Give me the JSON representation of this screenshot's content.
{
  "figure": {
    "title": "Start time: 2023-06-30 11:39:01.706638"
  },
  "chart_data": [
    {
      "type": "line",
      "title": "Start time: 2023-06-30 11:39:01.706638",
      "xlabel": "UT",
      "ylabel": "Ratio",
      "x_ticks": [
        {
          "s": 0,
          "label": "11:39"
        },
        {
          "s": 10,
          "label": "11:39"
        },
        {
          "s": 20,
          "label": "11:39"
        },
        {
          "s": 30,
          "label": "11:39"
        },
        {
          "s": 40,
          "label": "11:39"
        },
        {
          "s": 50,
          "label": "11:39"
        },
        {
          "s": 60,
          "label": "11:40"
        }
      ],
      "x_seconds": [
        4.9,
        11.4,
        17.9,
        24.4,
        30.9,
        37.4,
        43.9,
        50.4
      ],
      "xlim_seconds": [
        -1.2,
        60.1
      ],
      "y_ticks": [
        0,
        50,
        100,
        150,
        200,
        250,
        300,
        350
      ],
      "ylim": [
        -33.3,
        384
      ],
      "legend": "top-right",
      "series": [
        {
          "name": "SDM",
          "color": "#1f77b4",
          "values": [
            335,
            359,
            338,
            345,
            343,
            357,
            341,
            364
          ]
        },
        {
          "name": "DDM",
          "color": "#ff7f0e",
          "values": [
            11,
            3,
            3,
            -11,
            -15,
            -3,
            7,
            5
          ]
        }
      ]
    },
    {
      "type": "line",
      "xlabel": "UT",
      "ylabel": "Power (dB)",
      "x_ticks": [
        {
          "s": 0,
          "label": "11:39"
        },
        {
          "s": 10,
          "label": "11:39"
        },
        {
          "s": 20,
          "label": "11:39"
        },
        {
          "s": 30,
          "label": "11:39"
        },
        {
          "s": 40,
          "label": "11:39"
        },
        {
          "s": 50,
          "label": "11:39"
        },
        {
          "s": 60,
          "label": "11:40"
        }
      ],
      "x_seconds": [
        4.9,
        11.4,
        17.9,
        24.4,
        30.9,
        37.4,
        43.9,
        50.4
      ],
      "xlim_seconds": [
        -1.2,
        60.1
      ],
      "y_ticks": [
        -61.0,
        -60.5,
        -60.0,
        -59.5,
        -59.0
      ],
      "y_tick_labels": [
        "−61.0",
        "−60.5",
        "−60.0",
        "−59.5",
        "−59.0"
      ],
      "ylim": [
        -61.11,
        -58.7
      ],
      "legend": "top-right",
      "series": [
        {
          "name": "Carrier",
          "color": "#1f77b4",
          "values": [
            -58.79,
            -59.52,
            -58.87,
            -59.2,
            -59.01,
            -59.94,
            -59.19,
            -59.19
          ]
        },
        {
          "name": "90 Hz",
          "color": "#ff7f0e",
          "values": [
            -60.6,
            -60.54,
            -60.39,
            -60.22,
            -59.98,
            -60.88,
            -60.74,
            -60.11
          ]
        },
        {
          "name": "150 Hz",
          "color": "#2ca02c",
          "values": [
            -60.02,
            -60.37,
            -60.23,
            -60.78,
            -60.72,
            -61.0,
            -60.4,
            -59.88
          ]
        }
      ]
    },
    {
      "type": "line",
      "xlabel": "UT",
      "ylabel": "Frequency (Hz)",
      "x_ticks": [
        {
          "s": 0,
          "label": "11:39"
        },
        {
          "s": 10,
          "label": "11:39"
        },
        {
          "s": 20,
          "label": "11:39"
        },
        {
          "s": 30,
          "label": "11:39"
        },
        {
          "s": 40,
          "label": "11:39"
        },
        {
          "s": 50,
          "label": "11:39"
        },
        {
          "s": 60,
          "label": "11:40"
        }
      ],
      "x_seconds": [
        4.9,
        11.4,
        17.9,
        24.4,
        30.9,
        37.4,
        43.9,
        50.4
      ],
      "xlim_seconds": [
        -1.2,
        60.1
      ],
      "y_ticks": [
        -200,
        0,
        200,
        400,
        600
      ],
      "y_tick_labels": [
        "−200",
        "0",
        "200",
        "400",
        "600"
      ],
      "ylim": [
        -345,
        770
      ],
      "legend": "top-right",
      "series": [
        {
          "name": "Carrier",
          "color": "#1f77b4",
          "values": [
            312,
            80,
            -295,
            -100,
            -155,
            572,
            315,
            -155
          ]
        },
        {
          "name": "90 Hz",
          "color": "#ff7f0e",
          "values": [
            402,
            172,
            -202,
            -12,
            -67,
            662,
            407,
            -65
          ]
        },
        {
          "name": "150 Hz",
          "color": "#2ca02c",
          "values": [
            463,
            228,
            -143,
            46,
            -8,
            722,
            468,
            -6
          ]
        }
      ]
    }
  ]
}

> _To be done_:
Where a line of the data holds "Start", show that line.

> _Final answer_:
    "title": "Start time: 2023-06-30 11:39:01.706638"
      "title": "Start time: 2023-06-30 11:39:01.706638",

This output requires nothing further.